Copy every record word for word.

#### THE INPUT
• • • • •

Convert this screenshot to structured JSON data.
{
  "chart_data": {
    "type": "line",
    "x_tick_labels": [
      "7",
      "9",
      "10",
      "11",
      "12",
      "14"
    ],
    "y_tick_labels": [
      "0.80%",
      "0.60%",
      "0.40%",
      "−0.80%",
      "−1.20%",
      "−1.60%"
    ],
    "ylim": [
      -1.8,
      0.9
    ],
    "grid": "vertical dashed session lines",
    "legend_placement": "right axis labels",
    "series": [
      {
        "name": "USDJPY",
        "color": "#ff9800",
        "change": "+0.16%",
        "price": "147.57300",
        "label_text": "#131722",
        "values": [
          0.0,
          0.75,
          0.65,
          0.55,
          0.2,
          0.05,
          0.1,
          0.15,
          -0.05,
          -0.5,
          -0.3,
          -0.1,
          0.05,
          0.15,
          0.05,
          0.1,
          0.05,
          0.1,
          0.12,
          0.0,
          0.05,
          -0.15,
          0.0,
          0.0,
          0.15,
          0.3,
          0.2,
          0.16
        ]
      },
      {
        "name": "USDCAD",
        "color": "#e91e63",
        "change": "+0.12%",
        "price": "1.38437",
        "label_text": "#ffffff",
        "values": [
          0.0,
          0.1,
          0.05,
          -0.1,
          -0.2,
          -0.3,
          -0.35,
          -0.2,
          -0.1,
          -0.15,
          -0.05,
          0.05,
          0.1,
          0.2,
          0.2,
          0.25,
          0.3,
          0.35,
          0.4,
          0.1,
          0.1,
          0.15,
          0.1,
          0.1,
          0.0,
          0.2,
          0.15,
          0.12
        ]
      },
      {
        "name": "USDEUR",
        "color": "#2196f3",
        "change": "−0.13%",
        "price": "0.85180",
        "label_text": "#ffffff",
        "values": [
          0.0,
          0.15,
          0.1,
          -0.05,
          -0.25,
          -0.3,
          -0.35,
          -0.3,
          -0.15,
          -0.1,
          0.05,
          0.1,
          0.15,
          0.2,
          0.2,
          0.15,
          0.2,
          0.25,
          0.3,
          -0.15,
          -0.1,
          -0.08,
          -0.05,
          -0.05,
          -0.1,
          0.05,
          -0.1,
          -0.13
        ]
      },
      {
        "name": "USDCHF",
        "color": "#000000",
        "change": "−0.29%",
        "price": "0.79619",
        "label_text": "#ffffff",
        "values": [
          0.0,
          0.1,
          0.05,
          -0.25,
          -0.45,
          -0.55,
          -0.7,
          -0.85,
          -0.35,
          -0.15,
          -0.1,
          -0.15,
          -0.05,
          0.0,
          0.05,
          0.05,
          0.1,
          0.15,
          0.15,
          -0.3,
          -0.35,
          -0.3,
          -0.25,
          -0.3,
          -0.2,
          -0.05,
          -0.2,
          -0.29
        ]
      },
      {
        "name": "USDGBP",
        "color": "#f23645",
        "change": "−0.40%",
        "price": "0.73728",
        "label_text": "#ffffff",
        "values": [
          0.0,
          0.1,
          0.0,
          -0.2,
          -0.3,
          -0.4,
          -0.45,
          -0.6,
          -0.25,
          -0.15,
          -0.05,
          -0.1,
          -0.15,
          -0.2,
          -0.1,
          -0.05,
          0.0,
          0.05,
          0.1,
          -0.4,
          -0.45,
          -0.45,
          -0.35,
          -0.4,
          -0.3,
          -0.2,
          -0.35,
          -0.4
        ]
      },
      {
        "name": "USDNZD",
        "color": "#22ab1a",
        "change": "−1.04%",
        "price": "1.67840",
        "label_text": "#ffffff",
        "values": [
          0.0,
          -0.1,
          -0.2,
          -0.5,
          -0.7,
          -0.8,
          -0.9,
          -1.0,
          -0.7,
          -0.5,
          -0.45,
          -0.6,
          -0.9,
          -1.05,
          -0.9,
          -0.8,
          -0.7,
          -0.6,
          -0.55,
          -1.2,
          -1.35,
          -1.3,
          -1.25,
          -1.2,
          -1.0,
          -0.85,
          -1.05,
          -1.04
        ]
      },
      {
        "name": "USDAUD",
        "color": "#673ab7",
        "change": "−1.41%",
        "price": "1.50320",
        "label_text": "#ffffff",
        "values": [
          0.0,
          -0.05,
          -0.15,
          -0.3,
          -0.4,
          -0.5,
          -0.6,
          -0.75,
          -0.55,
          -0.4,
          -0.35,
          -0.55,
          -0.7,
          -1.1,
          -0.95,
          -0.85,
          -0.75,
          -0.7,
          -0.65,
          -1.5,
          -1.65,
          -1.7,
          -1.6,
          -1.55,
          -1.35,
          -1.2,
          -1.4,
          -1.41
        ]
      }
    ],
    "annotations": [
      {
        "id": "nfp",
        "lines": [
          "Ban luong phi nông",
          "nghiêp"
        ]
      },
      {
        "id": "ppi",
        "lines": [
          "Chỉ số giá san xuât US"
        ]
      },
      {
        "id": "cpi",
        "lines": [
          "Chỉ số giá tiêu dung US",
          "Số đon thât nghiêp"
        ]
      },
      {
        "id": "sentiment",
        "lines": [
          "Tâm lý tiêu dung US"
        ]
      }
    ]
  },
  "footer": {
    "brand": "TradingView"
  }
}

• • • • •

#### ANSWER TO THIS PROBLEM
Convert this screenshot to structured JSON data.
{
  "chart_data": {
    "type": "line",
    "x_tick_labels": [
      "7",
      "9",
      "10",
      "11",
      "12",
      "14"
    ],
    "y_tick_labels": [
      "0.80%",
      "0.60%",
      "0.40%",
      "−0.80%",
      "−1.20%",
      "−1.60%"
    ],
    "ylim": [
      -1.8,
      0.9
    ],
    "grid": "vertical dashed session lines",
    "legend_placement": "right axis labels",
    "series": [
      {
        "name": "USDJPY",
        "color": "#ff9800",
        "change": "+0.16%",
        "price": "147.57300",
        "label_text": "#131722",
        "values": [
          0.0,
          0.75,
          0.65,
          0.55,
          0.2,
          0.05,
          0.1,
          0.15,
          -0.05,
          -0.5,
          -0.3,
          -0.1,
          0.05,
          0.15,
          0.05,
          0.1,
          0.05,
          0.1,
          0.12,
          0.0,
          0.05,
          -0.15,
          0.0,
          0.0,
          0.15,
          0.3,
          0.2,
          0.16
        ]
      },
      {
        "name": "USDCAD",
        "color": "#e91e63",
        "change": "+0.12%",
        "price": "1.38437",
        "label_text": "#ffffff",
        "values": [
          0.0,
          0.1,
          0.05,
          -0.1,
          -0.2,
          -0.3,
          -0.35,
          -0.2,
          -0.1,
          -0.15,
          -0.05,
          0.05,
          0.1,
          0.2,
          0.2,
          0.25,
          0.3,
          0.35,
          0.4,
          0.1,
          0.1,
          0.15,
          0.1,
          0.1,
          0.0,
          0.2,
          0.15,
          0.12
        ]
      },
      {
        "name": "USDEUR",
        "color": "#2196f3",
        "change": "−0.13%",
        "price": "0.85180",
        "label_text": "#ffffff",
        "values": [
          0.0,
          0.15,
          0.1,
          -0.05,
          -0.25,
          -0.3,
          -0.35,
          -0.3,
          -0.15,
          -0.1,
          0.05,
          0.1,
          0.15,
          0.2,
          0.2,
          0.15,
          0.2,
          0.25,
          0.3,
          -0.15,
          -0.1,
          -0.08,
          -0.05,
          -0.05,
          -0.1,
          0.05,
          -0.1,
          -0.13
        ]
      },
      {
        "name": "USDCHF",
        "color": "#000000",
        "change": "−0.29%",
        "price": "0.79619",
        "label_text": "#ffffff",
        "values": [
          0.0,
          0.1,
          0.05,
          -0.25,
          -0.45,
          -0.55,
          -0.7,
          -0.85,
          -0.35,
          -0.15,
          -0.1,
          -0.15,
          -0.05,
          0.0,
          0.05,
          0.05,
          0.1,
          0.15,
          0.15,
          -0.3,
          -0.35,
          -0.3,
          -0.25,
          -0.3,
          -0.2,
          -0.05,
          -0.2,
          -0.29
        ]
      },
      {
        "name": "USDGBP",
        "color": "#f23645",
        "change": "−0.40%",
        "price": "0.73728",
        "label_text": "#ffffff",
        "values": [
          0.0,
          0.1,
          0.0,
          -0.2,
          -0.3,
          -0.4,
          -0.45,
          -0.6,
          -0.25,
          -0.15,
          -0.05,
          -0.1,
          -0.15,
          -0.2,
          -0.1,
          -0.05,
          0.0,
          0.05,
          0.1,
          -0.4,
          -0.45,
          -0.45,
          -0.35,
          -0.4,
          -0.3,
          -0.2,
          -0.35,
          -0.4
        ]
      },
      {
        "name": "USDNZD",
        "color": "#22ab1a",
        "change": "−1.04%",
        "price": "1.67840",
        "label_text": "#ffffff",
        "values": [
          0.0,
          -0.1,
          -0.2,
          -0.5,
          -0.7,
          -0.8,
          -0.9,
          -1.0,
          -0.7,
          -0.5,
          -0.45,
          -0.6,
          -0.9,
          -1.05,
          -0.9,
          -0.8,
          -0.7,
          -0.6,
          -0.55,
          -1.2,
          -1.35,
          -1.3,
          -1.25,
          -1.2,
          -1.0,
          -0.85,
          -1.05,
          -1.04
        ]
      },
      {
        "name": "USDAUD",
        "color": "#673ab7",
        "change": "−1.41%",
        "price": "1.50320",
        "label_text": "#ffffff",
        "values": [
          0.0,
          -0.05,
          -0.15,
          -0.3,
          -0.4,
          -0.5,
          -0.6,
          -0.75,
          -0.55,
          -0.4,
          -0.35,
          -0.55,
          -0.7,
          -1.1,
          -0.95,
          -0.85,
          -0.75,
          -0.7,
          -0.65,
          -1.5,
          -1.65,
          -1.7,
          -1.6,
          -1.55,
          -1.35,
          -1.2,
          -1.4,
          -1.41
        ]
      }
    ],
    "annotations": [
      {
        "id": "nfp",
        "lines": [
          "Ban luong phi nông",
          "nghiêp"
        ]
      },
      {
        "id": "ppi",
        "lines": [
          "Chỉ số giá san xuât US"
        ]
      },
      {
        "id": "cpi",
        "lines": [
          "Chỉ số giá tiêu dung US",
          "Số đon thât nghiêp"
        ]
      },
      {
        "id": "sentiment",
        "lines": [
          "Tâm lý tiêu dung US"
        ]
      }
    ]
  },
  "footer": {
    "brand": "TradingView"
  }
}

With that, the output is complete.